Stated task
Can you transcribe every entry word for word, skipping the images?

:::

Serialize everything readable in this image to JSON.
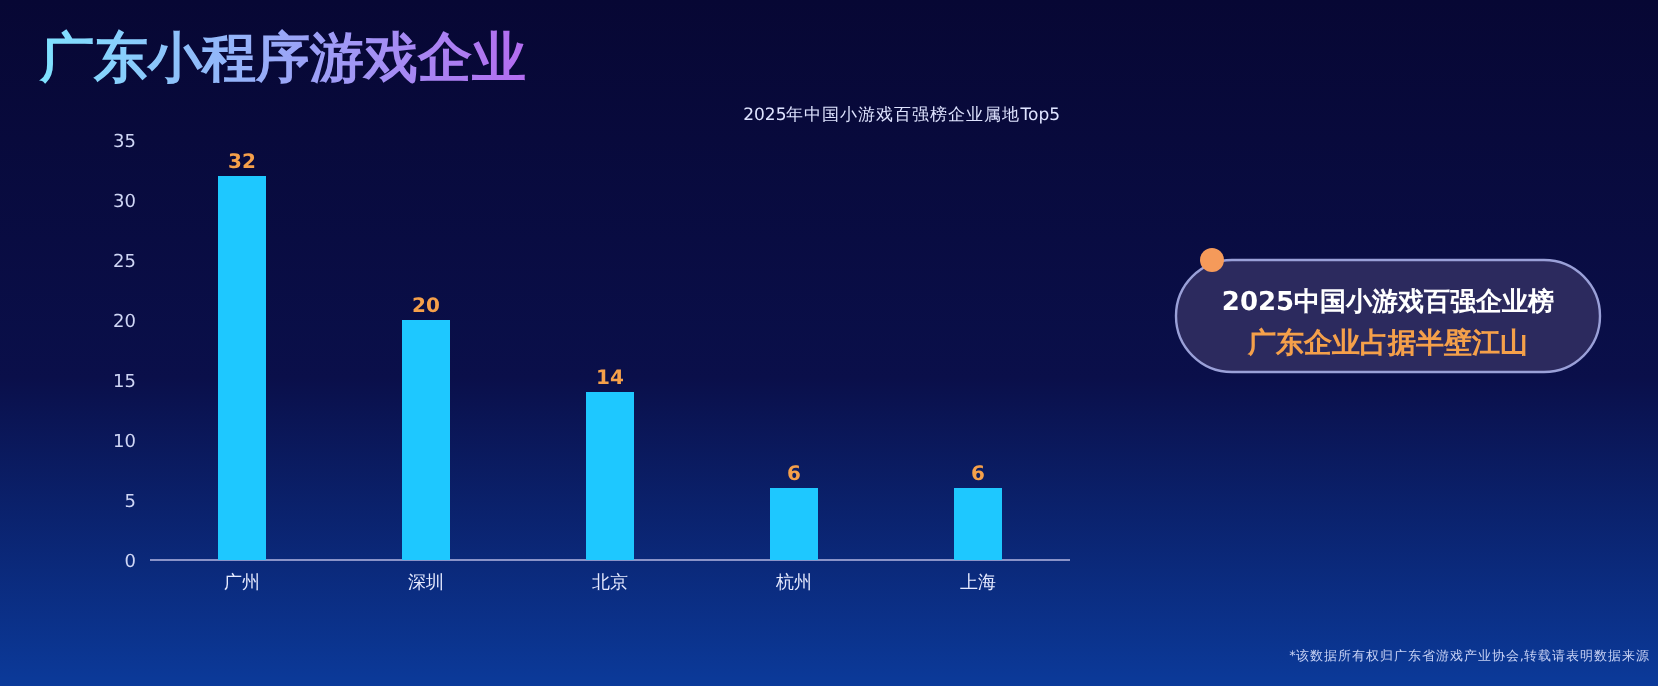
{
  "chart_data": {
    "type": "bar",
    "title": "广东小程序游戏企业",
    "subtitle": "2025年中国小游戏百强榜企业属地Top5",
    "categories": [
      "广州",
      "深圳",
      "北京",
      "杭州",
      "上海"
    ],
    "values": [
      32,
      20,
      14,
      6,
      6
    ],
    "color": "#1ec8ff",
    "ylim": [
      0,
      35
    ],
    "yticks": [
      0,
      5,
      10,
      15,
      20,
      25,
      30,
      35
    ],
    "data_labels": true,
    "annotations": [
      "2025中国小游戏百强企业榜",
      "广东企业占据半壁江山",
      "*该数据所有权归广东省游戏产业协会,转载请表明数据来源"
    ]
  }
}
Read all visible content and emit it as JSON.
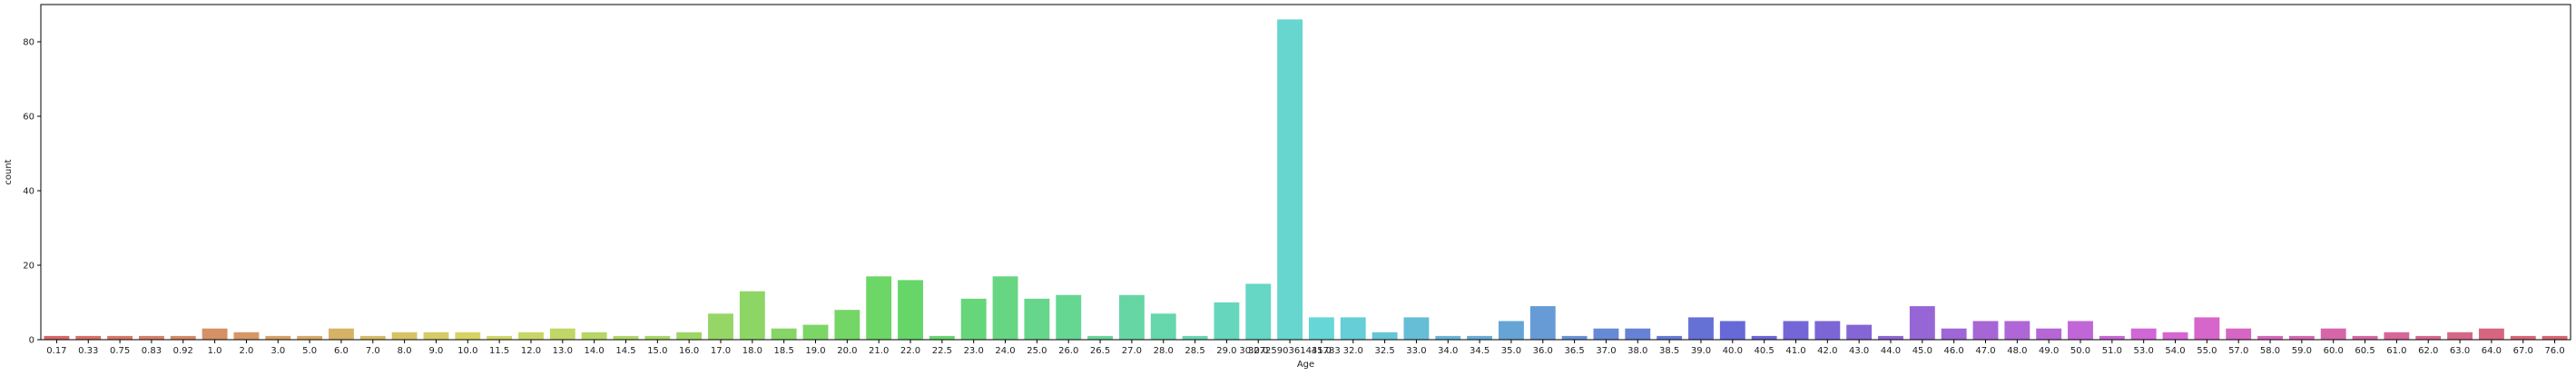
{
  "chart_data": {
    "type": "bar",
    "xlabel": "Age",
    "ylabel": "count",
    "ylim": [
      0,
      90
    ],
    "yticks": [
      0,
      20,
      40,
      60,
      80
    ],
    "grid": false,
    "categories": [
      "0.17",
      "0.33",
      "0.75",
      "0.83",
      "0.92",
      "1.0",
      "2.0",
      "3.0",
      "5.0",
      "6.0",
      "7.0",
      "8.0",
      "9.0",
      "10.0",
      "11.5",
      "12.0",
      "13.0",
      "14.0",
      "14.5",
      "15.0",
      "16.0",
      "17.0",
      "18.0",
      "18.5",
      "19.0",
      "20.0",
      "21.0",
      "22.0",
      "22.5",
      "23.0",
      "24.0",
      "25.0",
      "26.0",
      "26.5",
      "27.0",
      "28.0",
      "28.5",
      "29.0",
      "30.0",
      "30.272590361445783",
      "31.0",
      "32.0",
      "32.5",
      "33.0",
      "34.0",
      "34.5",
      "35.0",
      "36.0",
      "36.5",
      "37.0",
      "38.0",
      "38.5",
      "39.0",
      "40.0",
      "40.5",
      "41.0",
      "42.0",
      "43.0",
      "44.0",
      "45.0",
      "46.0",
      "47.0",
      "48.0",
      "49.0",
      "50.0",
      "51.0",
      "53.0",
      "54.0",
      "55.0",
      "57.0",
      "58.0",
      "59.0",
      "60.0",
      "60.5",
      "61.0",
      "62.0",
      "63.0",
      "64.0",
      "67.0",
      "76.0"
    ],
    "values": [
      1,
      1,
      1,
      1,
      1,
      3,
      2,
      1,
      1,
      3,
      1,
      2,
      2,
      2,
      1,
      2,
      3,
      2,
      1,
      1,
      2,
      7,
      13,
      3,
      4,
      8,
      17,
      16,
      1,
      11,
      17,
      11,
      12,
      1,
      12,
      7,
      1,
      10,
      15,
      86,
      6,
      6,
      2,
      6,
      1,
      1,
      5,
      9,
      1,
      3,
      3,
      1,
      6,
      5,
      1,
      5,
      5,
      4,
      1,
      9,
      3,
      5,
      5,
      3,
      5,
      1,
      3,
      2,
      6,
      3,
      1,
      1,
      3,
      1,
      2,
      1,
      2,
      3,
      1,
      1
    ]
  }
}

:::

Response
Serialize everything readable in this image to JSON.
{
  "chart_data": {
    "type": "bar",
    "title": "广东小程序游戏企业",
    "subtitle": "2025年中国小游戏百强榜企业属地Top5",
    "categories": [
      "广州",
      "深圳",
      "北京",
      "杭州",
      "上海"
    ],
    "values": [
      32,
      20,
      14,
      6,
      6
    ],
    "color": "#1ec8ff",
    "ylim": [
      0,
      35
    ],
    "yticks": [
      0,
      5,
      10,
      15,
      20,
      25,
      30,
      35
    ],
    "data_labels": true,
    "annotations": [
      "2025中国小游戏百强企业榜",
      "广东企业占据半壁江山",
      "*该数据所有权归广东省游戏产业协会,转载请表明数据来源"
    ]
  }
}
Read all visible content and emit it as JSON.
{
  "chart_data": {
    "type": "bar",
    "xlabel": "Age",
    "ylabel": "count",
    "ylim": [
      0,
      90
    ],
    "yticks": [
      0,
      20,
      40,
      60,
      80
    ],
    "grid": false,
    "categories": [
      "0.17",
      "0.33",
      "0.75",
      "0.83",
      "0.92",
      "1.0",
      "2.0",
      "3.0",
      "5.0",
      "6.0",
      "7.0",
      "8.0",
      "9.0",
      "10.0",
      "11.5",
      "12.0",
      "13.0",
      "14.0",
      "14.5",
      "15.0",
      "16.0",
      "17.0",
      "18.0",
      "18.5",
      "19.0",
      "20.0",
      "21.0",
      "22.0",
      "22.5",
      "23.0",
      "24.0",
      "25.0",
      "26.0",
      "26.5",
      "27.0",
      "28.0",
      "28.5",
      "29.0",
      "30.0",
      "30.272590361445783",
      "31.0",
      "32.0",
      "32.5",
      "33.0",
      "34.0",
      "34.5",
      "35.0",
      "36.0",
      "36.5",
      "37.0",
      "38.0",
      "38.5",
      "39.0",
      "40.0",
      "40.5",
      "41.0",
      "42.0",
      "43.0",
      "44.0",
      "45.0",
      "46.0",
      "47.0",
      "48.0",
      "49.0",
      "50.0",
      "51.0",
      "53.0",
      "54.0",
      "55.0",
      "57.0",
      "58.0",
      "59.0",
      "60.0",
      "60.5",
      "61.0",
      "62.0",
      "63.0",
      "64.0",
      "67.0",
      "76.0"
    ],
    "values": [
      1,
      1,
      1,
      1,
      1,
      3,
      2,
      1,
      1,
      3,
      1,
      2,
      2,
      2,
      1,
      2,
      3,
      2,
      1,
      1,
      2,
      7,
      13,
      3,
      4,
      8,
      17,
      16,
      1,
      11,
      17,
      11,
      12,
      1,
      12,
      7,
      1,
      10,
      15,
      86,
      6,
      6,
      2,
      6,
      1,
      1,
      5,
      9,
      1,
      3,
      3,
      1,
      6,
      5,
      1,
      5,
      5,
      4,
      1,
      9,
      3,
      5,
      5,
      3,
      5,
      1,
      3,
      2,
      6,
      3,
      1,
      1,
      3,
      1,
      2,
      1,
      2,
      3,
      1,
      1
    ]
  }
}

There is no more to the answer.